» TASK OBJECTIVE
Extract the complete data exactly as given.

» GIVEN DATA

__________________________________________________

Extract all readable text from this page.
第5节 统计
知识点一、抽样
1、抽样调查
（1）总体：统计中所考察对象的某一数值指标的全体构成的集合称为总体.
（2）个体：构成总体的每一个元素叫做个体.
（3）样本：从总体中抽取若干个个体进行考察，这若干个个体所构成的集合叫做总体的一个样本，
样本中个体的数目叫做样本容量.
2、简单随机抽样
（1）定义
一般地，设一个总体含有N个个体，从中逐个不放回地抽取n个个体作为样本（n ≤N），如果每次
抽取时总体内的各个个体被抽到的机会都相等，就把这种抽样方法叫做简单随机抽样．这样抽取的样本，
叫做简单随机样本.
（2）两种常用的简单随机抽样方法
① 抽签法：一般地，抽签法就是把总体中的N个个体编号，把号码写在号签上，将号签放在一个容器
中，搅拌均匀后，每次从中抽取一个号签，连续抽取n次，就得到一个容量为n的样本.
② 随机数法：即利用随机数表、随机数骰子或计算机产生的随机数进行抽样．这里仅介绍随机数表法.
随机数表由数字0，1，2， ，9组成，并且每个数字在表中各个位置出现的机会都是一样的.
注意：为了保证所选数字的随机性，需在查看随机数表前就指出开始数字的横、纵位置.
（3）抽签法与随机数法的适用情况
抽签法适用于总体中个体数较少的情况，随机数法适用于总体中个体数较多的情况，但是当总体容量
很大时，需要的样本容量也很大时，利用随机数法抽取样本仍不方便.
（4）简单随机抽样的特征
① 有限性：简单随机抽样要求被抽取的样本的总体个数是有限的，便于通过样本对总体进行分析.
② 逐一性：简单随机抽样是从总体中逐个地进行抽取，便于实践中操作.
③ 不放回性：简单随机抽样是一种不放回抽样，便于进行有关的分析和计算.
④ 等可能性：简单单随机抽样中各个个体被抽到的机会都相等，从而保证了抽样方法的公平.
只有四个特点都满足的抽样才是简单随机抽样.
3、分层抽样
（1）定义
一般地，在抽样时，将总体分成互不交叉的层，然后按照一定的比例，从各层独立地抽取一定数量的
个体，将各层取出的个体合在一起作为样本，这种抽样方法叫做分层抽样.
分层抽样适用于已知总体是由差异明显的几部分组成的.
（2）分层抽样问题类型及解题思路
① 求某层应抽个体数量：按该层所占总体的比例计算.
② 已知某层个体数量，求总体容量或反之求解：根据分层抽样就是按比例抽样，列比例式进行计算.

__________________________________________________

» COMPLETE ANSWER
Extract all readable text from this page.
第5节 统计
知识点一、抽样
1、抽样调查
（1）总体：统计中所考察对象的某一数值指标的全体构成的集合称为总体.
（2）个体：构成总体的每一个元素叫做个体.
（3）样本：从总体中抽取若干个个体进行考察，这若干个个体所构成的集合叫做总体的一个样本，
样本中个体的数目叫做样本容量.
2、简单随机抽样
（1）定义
一般地，设一个总体含有N个个体，从中逐个不放回地抽取n个个体作为样本（n ≤N），如果每次
抽取时总体内的各个个体被抽到的机会都相等，就把这种抽样方法叫做简单随机抽样．这样抽取的样本，
叫做简单随机样本.
（2）两种常用的简单随机抽样方法
① 抽签法：一般地，抽签法就是把总体中的N个个体编号，把号码写在号签上，将号签放在一个容器
中，搅拌均匀后，每次从中抽取一个号签，连续抽取n次，就得到一个容量为n的样本.
② 随机数法：即利用随机数表、随机数骰子或计算机产生的随机数进行抽样．这里仅介绍随机数表法.
随机数表由数字0，1，2， ，9组成，并且每个数字在表中各个位置出现的机会都是一样的.
注意：为了保证所选数字的随机性，需在查看随机数表前就指出开始数字的横、纵位置.
（3）抽签法与随机数法的适用情况
抽签法适用于总体中个体数较少的情况，随机数法适用于总体中个体数较多的情况，但是当总体容量
很大时，需要的样本容量也很大时，利用随机数法抽取样本仍不方便.
（4）简单随机抽样的特征
① 有限性：简单随机抽样要求被抽取的样本的总体个数是有限的，便于通过样本对总体进行分析.
② 逐一性：简单随机抽样是从总体中逐个地进行抽取，便于实践中操作.
③ 不放回性：简单随机抽样是一种不放回抽样，便于进行有关的分析和计算.
④ 等可能性：简单单随机抽样中各个个体被抽到的机会都相等，从而保证了抽样方法的公平.
只有四个特点都满足的抽样才是简单随机抽样.
3、分层抽样
（1）定义
一般地，在抽样时，将总体分成互不交叉的层，然后按照一定的比例，从各层独立地抽取一定数量的
个体，将各层取出的个体合在一起作为样本，这种抽样方法叫做分层抽样.
分层抽样适用于已知总体是由差异明显的几部分组成的.
（2）分层抽样问题类型及解题思路
① 求某层应抽个体数量：按该层所占总体的比例计算.
② 已知某层个体数量，求总体容量或反之求解：根据分层抽样就是按比例抽样，列比例式进行计算.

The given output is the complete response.